TASK STATEMENT:
Among the entries below, find the lines with "mazo" and copy them.

MATERIAL FOR THE TASK:

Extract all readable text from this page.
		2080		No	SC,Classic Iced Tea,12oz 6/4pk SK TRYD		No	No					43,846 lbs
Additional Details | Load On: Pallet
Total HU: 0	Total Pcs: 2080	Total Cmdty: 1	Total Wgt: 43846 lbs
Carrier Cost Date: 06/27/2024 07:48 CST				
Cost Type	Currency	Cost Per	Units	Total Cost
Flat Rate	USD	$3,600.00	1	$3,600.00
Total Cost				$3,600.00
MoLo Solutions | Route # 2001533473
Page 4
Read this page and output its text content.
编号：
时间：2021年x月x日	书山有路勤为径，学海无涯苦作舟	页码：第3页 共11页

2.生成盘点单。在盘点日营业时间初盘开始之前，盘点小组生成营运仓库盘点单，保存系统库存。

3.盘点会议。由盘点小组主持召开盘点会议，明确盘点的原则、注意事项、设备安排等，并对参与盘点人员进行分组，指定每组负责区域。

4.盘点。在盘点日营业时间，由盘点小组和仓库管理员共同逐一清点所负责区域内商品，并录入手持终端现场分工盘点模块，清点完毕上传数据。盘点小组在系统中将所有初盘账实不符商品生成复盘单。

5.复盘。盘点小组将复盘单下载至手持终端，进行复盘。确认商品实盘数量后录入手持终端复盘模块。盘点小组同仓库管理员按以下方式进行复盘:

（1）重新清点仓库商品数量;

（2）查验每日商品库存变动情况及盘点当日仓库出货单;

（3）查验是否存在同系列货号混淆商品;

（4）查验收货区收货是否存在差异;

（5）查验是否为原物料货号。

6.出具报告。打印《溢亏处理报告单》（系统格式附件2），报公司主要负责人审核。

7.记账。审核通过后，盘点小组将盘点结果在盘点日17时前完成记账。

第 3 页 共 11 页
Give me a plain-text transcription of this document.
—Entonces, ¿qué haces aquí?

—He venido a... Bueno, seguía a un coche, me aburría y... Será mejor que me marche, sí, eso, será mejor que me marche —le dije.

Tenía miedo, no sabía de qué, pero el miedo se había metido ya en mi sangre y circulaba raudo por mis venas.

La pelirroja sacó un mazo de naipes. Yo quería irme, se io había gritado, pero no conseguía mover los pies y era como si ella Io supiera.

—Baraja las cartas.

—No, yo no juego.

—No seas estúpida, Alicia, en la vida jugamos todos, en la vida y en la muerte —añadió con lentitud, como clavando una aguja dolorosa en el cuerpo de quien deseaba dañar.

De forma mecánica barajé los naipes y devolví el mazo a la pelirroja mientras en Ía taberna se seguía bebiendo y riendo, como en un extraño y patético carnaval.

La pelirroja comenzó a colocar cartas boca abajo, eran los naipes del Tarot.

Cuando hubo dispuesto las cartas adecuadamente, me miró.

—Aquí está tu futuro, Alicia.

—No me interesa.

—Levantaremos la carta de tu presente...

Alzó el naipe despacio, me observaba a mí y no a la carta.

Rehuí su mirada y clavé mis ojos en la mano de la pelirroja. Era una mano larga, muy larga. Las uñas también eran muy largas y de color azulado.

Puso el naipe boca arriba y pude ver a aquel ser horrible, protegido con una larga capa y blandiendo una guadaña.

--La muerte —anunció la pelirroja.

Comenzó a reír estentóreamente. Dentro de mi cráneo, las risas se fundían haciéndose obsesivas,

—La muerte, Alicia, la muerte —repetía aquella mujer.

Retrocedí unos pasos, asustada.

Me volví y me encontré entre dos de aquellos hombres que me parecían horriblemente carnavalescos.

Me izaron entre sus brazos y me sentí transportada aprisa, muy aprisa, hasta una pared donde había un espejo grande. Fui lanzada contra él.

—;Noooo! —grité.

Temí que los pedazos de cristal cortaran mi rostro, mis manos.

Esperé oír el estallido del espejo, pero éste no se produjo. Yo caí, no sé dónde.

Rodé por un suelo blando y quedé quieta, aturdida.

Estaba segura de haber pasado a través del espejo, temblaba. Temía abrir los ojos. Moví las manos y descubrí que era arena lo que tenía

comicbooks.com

RESULT OF THIS EXERCISE:
La pelirroja sacó un mazo de naipes. Yo quería irme, se io había gritado, pero no conseguía mover los pies y era como si ella Io supiera.
De forma mecánica barajé los naipes y devolví el mazo a la pelirroja mientras en Ía taberna se seguía bebiendo y riendo, como en un extraño y patético carnaval.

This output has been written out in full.